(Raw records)
- - - -

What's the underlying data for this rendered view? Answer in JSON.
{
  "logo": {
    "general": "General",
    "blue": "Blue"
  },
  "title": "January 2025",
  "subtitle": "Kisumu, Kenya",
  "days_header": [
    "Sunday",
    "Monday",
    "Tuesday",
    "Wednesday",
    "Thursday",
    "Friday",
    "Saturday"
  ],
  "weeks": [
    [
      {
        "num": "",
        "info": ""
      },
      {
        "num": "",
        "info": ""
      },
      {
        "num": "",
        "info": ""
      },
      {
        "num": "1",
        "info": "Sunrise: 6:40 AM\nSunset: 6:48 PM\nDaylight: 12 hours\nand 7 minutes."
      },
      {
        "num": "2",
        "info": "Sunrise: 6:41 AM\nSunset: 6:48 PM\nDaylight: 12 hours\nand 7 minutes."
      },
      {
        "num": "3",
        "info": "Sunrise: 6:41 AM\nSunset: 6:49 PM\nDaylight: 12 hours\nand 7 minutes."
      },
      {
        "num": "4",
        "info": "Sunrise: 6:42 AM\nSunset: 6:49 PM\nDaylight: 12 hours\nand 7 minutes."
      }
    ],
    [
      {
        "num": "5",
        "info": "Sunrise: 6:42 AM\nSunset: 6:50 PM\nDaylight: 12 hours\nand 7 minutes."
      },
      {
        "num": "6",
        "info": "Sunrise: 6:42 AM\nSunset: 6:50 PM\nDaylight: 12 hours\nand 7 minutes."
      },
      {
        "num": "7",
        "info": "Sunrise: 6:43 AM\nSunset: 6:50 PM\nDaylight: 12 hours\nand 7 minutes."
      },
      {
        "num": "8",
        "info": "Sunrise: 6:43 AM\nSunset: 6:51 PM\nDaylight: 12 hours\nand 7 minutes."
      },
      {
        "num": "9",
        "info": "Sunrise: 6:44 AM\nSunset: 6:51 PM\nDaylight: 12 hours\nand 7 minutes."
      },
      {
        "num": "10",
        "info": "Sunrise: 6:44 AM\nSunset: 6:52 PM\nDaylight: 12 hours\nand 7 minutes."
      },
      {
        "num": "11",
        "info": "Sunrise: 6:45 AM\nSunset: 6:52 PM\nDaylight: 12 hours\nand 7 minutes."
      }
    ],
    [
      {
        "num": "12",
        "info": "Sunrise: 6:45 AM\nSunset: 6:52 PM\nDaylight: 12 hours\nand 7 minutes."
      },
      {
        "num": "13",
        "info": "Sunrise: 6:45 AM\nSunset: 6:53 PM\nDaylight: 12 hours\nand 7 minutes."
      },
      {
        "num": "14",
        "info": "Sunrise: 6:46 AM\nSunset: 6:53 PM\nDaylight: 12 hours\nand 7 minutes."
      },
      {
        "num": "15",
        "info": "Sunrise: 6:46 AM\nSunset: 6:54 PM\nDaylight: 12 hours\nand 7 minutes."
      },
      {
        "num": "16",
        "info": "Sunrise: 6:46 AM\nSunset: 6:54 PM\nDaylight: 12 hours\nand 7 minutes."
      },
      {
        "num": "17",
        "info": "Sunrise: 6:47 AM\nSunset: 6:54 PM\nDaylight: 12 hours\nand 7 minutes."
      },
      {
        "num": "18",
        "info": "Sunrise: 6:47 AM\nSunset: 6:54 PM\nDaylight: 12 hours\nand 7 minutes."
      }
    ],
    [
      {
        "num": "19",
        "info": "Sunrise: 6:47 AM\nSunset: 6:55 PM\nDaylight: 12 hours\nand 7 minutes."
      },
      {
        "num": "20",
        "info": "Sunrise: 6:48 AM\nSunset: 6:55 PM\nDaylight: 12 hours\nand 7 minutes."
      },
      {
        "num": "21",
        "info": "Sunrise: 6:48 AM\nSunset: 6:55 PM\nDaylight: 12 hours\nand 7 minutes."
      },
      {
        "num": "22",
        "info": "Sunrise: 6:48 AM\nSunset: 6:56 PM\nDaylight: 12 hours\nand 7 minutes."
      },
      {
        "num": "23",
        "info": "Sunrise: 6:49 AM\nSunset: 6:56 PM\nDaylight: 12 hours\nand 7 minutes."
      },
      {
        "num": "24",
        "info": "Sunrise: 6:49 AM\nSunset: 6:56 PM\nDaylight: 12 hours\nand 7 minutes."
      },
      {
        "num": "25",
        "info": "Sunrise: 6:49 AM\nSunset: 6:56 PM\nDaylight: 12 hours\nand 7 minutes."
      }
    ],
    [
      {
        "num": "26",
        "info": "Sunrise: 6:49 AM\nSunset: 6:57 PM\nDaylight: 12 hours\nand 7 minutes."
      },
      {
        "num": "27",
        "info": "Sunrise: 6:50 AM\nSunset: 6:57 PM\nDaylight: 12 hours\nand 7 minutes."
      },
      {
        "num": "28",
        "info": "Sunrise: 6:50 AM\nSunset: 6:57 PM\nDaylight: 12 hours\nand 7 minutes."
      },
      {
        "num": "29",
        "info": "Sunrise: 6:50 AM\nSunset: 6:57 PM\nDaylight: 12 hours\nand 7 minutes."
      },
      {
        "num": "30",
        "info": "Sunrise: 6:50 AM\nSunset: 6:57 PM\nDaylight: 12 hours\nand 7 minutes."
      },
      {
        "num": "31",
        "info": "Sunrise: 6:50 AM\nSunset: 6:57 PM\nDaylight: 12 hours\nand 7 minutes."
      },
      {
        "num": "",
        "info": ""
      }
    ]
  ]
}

- - - -

#### [PROBLEM TO WORK ON]
Return the listing above word for word.

#### [SOLUTION FOR THIS TASK]
What's the underlying data for this rendered view? Answer in JSON.
{
  "logo": {
    "general": "General",
    "blue": "Blue"
  },
  "title": "January 2025",
  "subtitle": "Kisumu, Kenya",
  "days_header": [
    "Sunday",
    "Monday",
    "Tuesday",
    "Wednesday",
    "Thursday",
    "Friday",
    "Saturday"
  ],
  "weeks": [
    [
      {
        "num": "",
        "info": ""
      },
      {
        "num": "",
        "info": ""
      },
      {
        "num": "",
        "info": ""
      },
      {
        "num": "1",
        "info": "Sunrise: 6:40 AM\nSunset: 6:48 PM\nDaylight: 12 hours\nand 7 minutes."
      },
      {
        "num": "2",
        "info": "Sunrise: 6:41 AM\nSunset: 6:48 PM\nDaylight: 12 hours\nand 7 minutes."
      },
      {
        "num": "3",
        "info": "Sunrise: 6:41 AM\nSunset: 6:49 PM\nDaylight: 12 hours\nand 7 minutes."
      },
      {
        "num": "4",
        "info": "Sunrise: 6:42 AM\nSunset: 6:49 PM\nDaylight: 12 hours\nand 7 minutes."
      }
    ],
    [
      {
        "num": "5",
        "info": "Sunrise: 6:42 AM\nSunset: 6:50 PM\nDaylight: 12 hours\nand 7 minutes."
      },
      {
        "num": "6",
        "info": "Sunrise: 6:42 AM\nSunset: 6:50 PM\nDaylight: 12 hours\nand 7 minutes."
      },
      {
        "num": "7",
        "info": "Sunrise: 6:43 AM\nSunset: 6:50 PM\nDaylight: 12 hours\nand 7 minutes."
      },
      {
        "num": "8",
        "info": "Sunrise: 6:43 AM\nSunset: 6:51 PM\nDaylight: 12 hours\nand 7 minutes."
      },
      {
        "num": "9",
        "info": "Sunrise: 6:44 AM\nSunset: 6:51 PM\nDaylight: 12 hours\nand 7 minutes."
      },
      {
        "num": "10",
        "info": "Sunrise: 6:44 AM\nSunset: 6:52 PM\nDaylight: 12 hours\nand 7 minutes."
      },
      {
        "num": "11",
        "info": "Sunrise: 6:45 AM\nSunset: 6:52 PM\nDaylight: 12 hours\nand 7 minutes."
      }
    ],
    [
      {
        "num": "12",
        "info": "Sunrise: 6:45 AM\nSunset: 6:52 PM\nDaylight: 12 hours\nand 7 minutes."
      },
      {
        "num": "13",
        "info": "Sunrise: 6:45 AM\nSunset: 6:53 PM\nDaylight: 12 hours\nand 7 minutes."
      },
      {
        "num": "14",
        "info": "Sunrise: 6:46 AM\nSunset: 6:53 PM\nDaylight: 12 hours\nand 7 minutes."
      },
      {
        "num": "15",
        "info": "Sunrise: 6:46 AM\nSunset: 6:54 PM\nDaylight: 12 hours\nand 7 minutes."
      },
      {
        "num": "16",
        "info": "Sunrise: 6:46 AM\nSunset: 6:54 PM\nDaylight: 12 hours\nand 7 minutes."
      },
      {
        "num": "17",
        "info": "Sunrise: 6:47 AM\nSunset: 6:54 PM\nDaylight: 12 hours\nand 7 minutes."
      },
      {
        "num": "18",
        "info": "Sunrise: 6:47 AM\nSunset: 6:54 PM\nDaylight: 12 hours\nand 7 minutes."
      }
    ],
    [
      {
        "num": "19",
        "info": "Sunrise: 6:47 AM\nSunset: 6:55 PM\nDaylight: 12 hours\nand 7 minutes."
      },
      {
        "num": "20",
        "info": "Sunrise: 6:48 AM\nSunset: 6:55 PM\nDaylight: 12 hours\nand 7 minutes."
      },
      {
        "num": "21",
        "info": "Sunrise: 6:48 AM\nSunset: 6:55 PM\nDaylight: 12 hours\nand 7 minutes."
      },
      {
        "num": "22",
        "info": "Sunrise: 6:48 AM\nSunset: 6:56 PM\nDaylight: 12 hours\nand 7 minutes."
      },
      {
        "num": "23",
        "info": "Sunrise: 6:49 AM\nSunset: 6:56 PM\nDaylight: 12 hours\nand 7 minutes."
      },
      {
        "num": "24",
        "info": "Sunrise: 6:49 AM\nSunset: 6:56 PM\nDaylight: 12 hours\nand 7 minutes."
      },
      {
        "num": "25",
        "info": "Sunrise: 6:49 AM\nSunset: 6:56 PM\nDaylight: 12 hours\nand 7 minutes."
      }
    ],
    [
      {
        "num": "26",
        "info": "Sunrise: 6:49 AM\nSunset: 6:57 PM\nDaylight: 12 hours\nand 7 minutes."
      },
      {
        "num": "27",
        "info": "Sunrise: 6:50 AM\nSunset: 6:57 PM\nDaylight: 12 hours\nand 7 minutes."
      },
      {
        "num": "28",
        "info": "Sunrise: 6:50 AM\nSunset: 6:57 PM\nDaylight: 12 hours\nand 7 minutes."
      },
      {
        "num": "29",
        "info": "Sunrise: 6:50 AM\nSunset: 6:57 PM\nDaylight: 12 hours\nand 7 minutes."
      },
      {
        "num": "30",
        "info": "Sunrise: 6:50 AM\nSunset: 6:57 PM\nDaylight: 12 hours\nand 7 minutes."
      },
      {
        "num": "31",
        "info": "Sunrise: 6:50 AM\nSunset: 6:57 PM\nDaylight: 12 hours\nand 7 minutes."
      },
      {
        "num": "",
        "info": ""
      }
    ]
  ]
}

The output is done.